#### Task description:
Search the listing below for the string "this" and copy every line where it occurs.

#### Source data:
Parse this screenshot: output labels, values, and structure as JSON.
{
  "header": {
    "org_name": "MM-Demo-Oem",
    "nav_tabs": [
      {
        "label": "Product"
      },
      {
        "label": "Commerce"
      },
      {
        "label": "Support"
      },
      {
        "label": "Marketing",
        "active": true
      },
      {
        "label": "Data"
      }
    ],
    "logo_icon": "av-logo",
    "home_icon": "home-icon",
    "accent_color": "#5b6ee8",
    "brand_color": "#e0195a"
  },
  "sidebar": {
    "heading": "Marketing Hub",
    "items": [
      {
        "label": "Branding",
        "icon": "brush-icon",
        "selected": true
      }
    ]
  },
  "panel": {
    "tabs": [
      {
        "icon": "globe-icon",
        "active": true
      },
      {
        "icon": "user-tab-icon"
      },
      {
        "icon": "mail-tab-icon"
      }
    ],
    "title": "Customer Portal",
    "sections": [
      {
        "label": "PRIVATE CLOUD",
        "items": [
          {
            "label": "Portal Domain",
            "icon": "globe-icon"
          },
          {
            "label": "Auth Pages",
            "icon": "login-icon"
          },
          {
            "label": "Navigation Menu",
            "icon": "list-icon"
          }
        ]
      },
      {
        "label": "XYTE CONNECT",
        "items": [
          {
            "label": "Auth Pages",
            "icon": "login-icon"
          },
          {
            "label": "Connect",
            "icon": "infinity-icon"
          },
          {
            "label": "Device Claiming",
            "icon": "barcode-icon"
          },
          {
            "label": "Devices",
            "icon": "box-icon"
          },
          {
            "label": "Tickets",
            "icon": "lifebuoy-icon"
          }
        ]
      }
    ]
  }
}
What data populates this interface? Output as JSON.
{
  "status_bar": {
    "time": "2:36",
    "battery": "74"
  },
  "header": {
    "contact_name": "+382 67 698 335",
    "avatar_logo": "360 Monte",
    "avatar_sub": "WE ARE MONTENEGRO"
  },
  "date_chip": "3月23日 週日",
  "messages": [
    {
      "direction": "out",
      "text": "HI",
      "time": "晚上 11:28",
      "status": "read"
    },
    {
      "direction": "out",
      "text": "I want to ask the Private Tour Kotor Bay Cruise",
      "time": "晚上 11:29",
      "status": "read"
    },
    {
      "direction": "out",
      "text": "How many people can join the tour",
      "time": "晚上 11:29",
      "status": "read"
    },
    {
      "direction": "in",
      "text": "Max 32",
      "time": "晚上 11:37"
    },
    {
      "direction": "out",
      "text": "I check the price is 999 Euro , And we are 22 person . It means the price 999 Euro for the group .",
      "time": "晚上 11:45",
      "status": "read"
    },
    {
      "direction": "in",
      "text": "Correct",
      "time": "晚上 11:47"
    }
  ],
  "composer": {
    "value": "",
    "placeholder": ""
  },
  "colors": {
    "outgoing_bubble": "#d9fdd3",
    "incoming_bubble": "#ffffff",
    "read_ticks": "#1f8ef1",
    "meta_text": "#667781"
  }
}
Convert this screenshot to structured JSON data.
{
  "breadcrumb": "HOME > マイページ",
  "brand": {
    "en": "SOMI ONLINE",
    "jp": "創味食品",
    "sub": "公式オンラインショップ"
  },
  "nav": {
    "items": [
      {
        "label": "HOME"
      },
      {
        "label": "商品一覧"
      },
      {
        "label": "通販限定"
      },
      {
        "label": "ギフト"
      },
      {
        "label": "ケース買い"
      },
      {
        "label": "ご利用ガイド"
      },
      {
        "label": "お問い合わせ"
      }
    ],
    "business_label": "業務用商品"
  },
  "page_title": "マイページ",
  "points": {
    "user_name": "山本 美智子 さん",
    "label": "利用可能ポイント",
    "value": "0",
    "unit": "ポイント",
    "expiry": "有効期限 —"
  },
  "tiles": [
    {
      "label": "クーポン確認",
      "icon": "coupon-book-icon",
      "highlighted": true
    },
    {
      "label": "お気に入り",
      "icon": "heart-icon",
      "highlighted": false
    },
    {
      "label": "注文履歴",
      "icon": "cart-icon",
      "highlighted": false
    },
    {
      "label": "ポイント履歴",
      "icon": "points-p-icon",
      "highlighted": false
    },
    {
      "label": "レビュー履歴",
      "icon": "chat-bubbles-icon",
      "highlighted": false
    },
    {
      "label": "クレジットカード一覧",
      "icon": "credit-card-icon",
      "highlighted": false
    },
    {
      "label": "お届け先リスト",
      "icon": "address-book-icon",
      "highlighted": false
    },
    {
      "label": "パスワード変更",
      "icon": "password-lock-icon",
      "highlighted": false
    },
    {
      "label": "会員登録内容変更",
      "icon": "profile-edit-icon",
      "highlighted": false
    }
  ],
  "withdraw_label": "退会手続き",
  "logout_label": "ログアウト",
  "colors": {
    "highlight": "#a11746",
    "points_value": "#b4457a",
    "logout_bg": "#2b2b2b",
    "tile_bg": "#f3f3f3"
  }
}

#### Reply to the task:
Parse this screenshot: output labels, values, and structure as JSON.
What data populates this interface? Output as JSON.
Convert this screenshot to structured JSON data.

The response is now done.